(Problem description):
Your task is to repeat the entries exactly. Leave the pictures out.

··········

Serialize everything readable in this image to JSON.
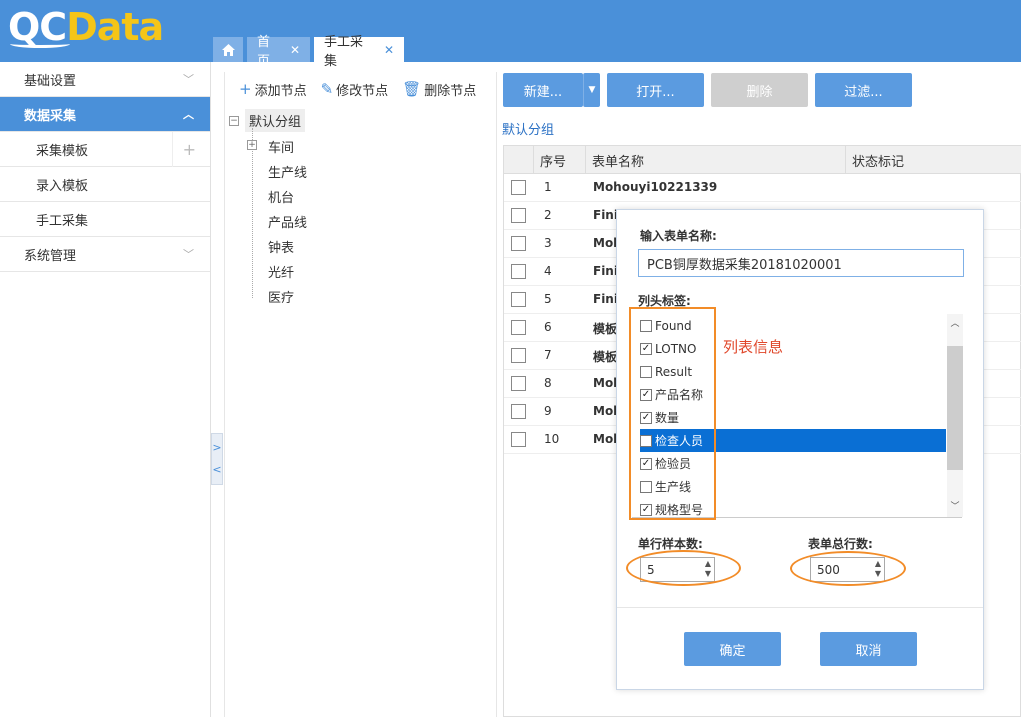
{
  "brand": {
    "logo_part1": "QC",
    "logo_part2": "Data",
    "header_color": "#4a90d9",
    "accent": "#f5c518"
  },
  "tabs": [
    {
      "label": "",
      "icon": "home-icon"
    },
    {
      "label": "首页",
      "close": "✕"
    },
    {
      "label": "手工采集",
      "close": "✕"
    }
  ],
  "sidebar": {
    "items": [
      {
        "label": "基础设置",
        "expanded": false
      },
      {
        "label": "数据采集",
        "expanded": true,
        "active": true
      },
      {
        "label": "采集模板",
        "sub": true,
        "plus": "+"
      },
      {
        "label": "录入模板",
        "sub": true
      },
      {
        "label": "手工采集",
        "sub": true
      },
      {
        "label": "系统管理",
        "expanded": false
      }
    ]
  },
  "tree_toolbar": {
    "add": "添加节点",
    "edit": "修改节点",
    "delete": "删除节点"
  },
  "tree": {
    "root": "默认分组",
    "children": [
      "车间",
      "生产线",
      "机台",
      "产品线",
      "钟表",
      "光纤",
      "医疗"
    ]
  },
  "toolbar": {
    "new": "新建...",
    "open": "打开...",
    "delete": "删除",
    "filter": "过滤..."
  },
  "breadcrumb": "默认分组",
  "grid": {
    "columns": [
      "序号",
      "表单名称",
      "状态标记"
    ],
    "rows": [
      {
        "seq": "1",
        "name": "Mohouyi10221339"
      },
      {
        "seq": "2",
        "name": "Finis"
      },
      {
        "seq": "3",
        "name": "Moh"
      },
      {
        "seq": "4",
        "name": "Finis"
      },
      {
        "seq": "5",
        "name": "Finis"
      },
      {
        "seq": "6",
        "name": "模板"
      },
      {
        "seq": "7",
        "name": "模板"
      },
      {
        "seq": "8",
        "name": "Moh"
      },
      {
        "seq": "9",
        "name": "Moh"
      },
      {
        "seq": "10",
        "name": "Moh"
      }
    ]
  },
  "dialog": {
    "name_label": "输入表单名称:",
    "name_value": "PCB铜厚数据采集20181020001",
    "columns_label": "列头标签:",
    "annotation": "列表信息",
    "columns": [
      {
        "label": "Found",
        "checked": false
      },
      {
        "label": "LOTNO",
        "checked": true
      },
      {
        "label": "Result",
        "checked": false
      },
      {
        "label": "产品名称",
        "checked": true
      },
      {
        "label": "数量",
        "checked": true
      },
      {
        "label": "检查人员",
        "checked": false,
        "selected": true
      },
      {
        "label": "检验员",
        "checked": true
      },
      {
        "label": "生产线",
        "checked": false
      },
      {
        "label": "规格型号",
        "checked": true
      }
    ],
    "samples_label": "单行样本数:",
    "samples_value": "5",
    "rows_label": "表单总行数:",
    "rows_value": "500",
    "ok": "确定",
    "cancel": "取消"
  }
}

··········

(Solution below):
Serialize everything readable in this image to JSON.
{
  "brand": {
    "logo_part1": "QC",
    "logo_part2": "Data",
    "header_color": "#4a90d9",
    "accent": "#f5c518"
  },
  "tabs": [
    {
      "label": "",
      "icon": "home-icon"
    },
    {
      "label": "首页",
      "close": "✕"
    },
    {
      "label": "手工采集",
      "close": "✕"
    }
  ],
  "sidebar": {
    "items": [
      {
        "label": "基础设置",
        "expanded": false
      },
      {
        "label": "数据采集",
        "expanded": true,
        "active": true
      },
      {
        "label": "采集模板",
        "sub": true,
        "plus": "+"
      },
      {
        "label": "录入模板",
        "sub": true
      },
      {
        "label": "手工采集",
        "sub": true
      },
      {
        "label": "系统管理",
        "expanded": false
      }
    ]
  },
  "tree_toolbar": {
    "add": "添加节点",
    "edit": "修改节点",
    "delete": "删除节点"
  },
  "tree": {
    "root": "默认分组",
    "children": [
      "车间",
      "生产线",
      "机台",
      "产品线",
      "钟表",
      "光纤",
      "医疗"
    ]
  },
  "toolbar": {
    "new": "新建...",
    "open": "打开...",
    "delete": "删除",
    "filter": "过滤..."
  },
  "breadcrumb": "默认分组",
  "grid": {
    "columns": [
      "序号",
      "表单名称",
      "状态标记"
    ],
    "rows": [
      {
        "seq": "1",
        "name": "Mohouyi10221339"
      },
      {
        "seq": "2",
        "name": "Finis"
      },
      {
        "seq": "3",
        "name": "Moh"
      },
      {
        "seq": "4",
        "name": "Finis"
      },
      {
        "seq": "5",
        "name": "Finis"
      },
      {
        "seq": "6",
        "name": "模板"
      },
      {
        "seq": "7",
        "name": "模板"
      },
      {
        "seq": "8",
        "name": "Moh"
      },
      {
        "seq": "9",
        "name": "Moh"
      },
      {
        "seq": "10",
        "name": "Moh"
      }
    ]
  },
  "dialog": {
    "name_label": "输入表单名称:",
    "name_value": "PCB铜厚数据采集20181020001",
    "columns_label": "列头标签:",
    "annotation": "列表信息",
    "columns": [
      {
        "label": "Found",
        "checked": false
      },
      {
        "label": "LOTNO",
        "checked": true
      },
      {
        "label": "Result",
        "checked": false
      },
      {
        "label": "产品名称",
        "checked": true
      },
      {
        "label": "数量",
        "checked": true
      },
      {
        "label": "检查人员",
        "checked": false,
        "selected": true
      },
      {
        "label": "检验员",
        "checked": true
      },
      {
        "label": "生产线",
        "checked": false
      },
      {
        "label": "规格型号",
        "checked": true
      }
    ],
    "samples_label": "单行样本数:",
    "samples_value": "5",
    "rows_label": "表单总行数:",
    "rows_value": "500",
    "ok": "确定",
    "cancel": "取消"
  }
}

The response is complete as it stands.